**Work required**
Pull every line of the entries that has the word "Percent".

===== Data in this exercise

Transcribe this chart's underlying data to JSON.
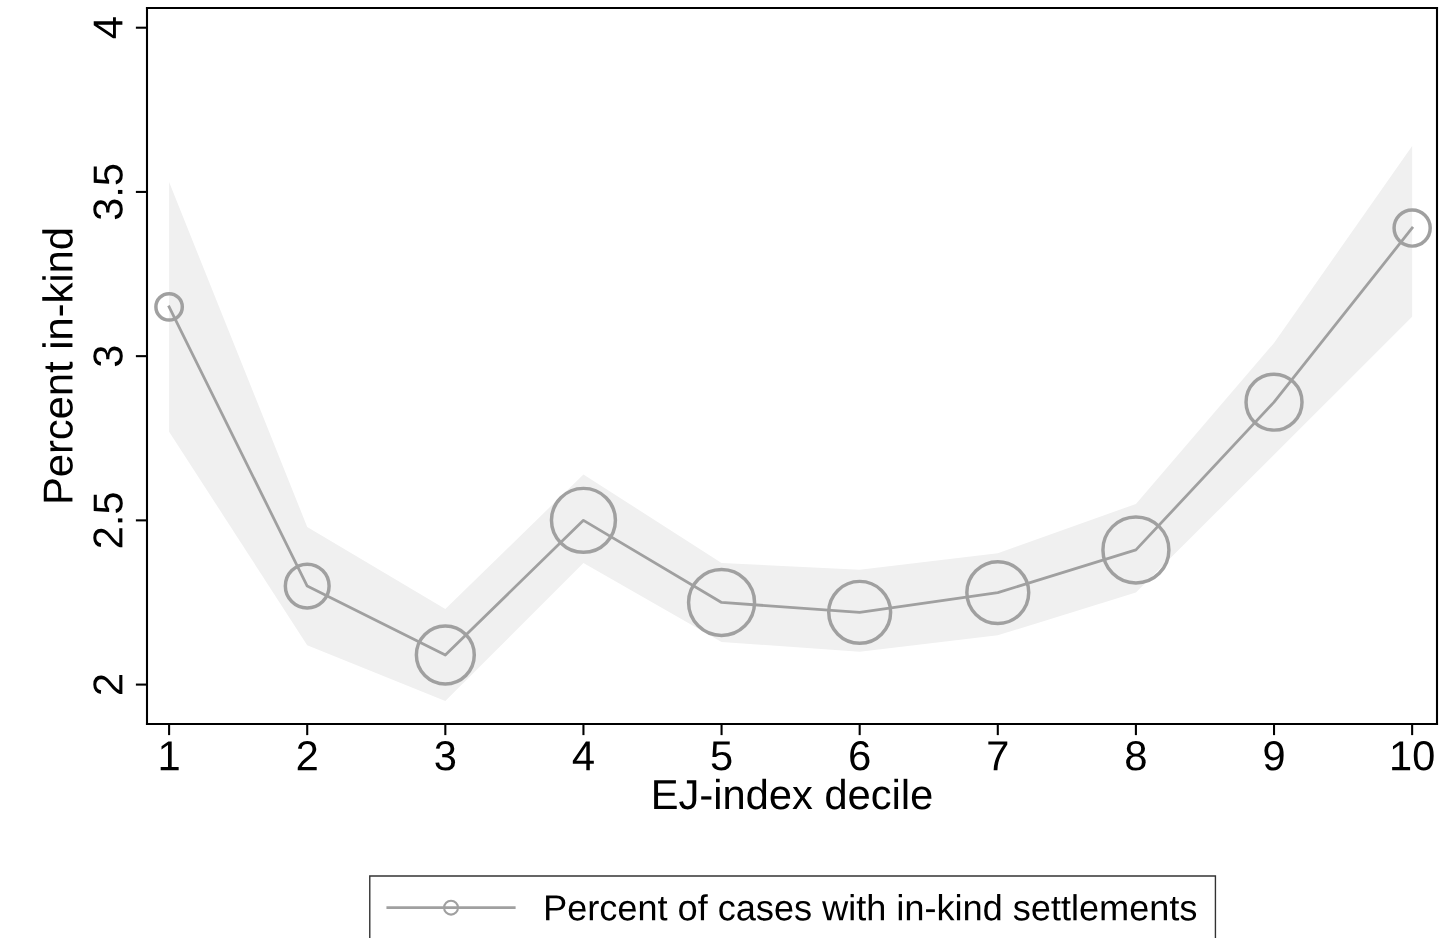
{
  "chart_data": {
    "type": "line",
    "xlabel": "EJ-index decile",
    "ylabel": "Percent in-kind",
    "x": [
      1,
      2,
      3,
      4,
      5,
      6,
      7,
      8,
      9,
      10
    ],
    "series": [
      {
        "name": "Percent of cases with in-kind settlements",
        "type": "bubble",
        "color": "#a0a0a0",
        "values": [
          3.15,
          2.3,
          2.09,
          2.5,
          2.25,
          2.22,
          2.28,
          2.41,
          2.86,
          3.39
        ],
        "sizes": [
          0.16,
          0.44,
          0.77,
          0.94,
          1.0,
          0.88,
          0.88,
          1.0,
          0.72,
          0.3
        ],
        "lower": [
          2.77,
          2.12,
          1.95,
          2.37,
          2.13,
          2.1,
          2.15,
          2.28,
          2.7,
          3.12
        ],
        "upper": [
          3.53,
          2.48,
          2.23,
          2.64,
          2.37,
          2.35,
          2.4,
          2.55,
          3.04,
          3.64
        ]
      },
      {
        "color": "#a0a0a0",
        "marker": "none",
        "line_style": "solid",
        "values": [
          3.15,
          2.3,
          2.09,
          2.5,
          2.25,
          2.22,
          2.28,
          2.41,
          2.86,
          3.39
        ]
      }
    ],
    "xlim": [
      0.84,
      10.18
    ],
    "ylim": [
      1.88,
      4.06
    ],
    "xticks": [
      1,
      2,
      3,
      4,
      5,
      6,
      7,
      8,
      9,
      10
    ],
    "yticks": [
      2,
      2.5,
      3,
      3.5,
      4
    ],
    "grid": false,
    "legend": "bottom"
  }
}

==========

**Solution to this problem**
    "ylabel": "Percent in-kind",
        "name": "Percent of cases with in-kind settlements",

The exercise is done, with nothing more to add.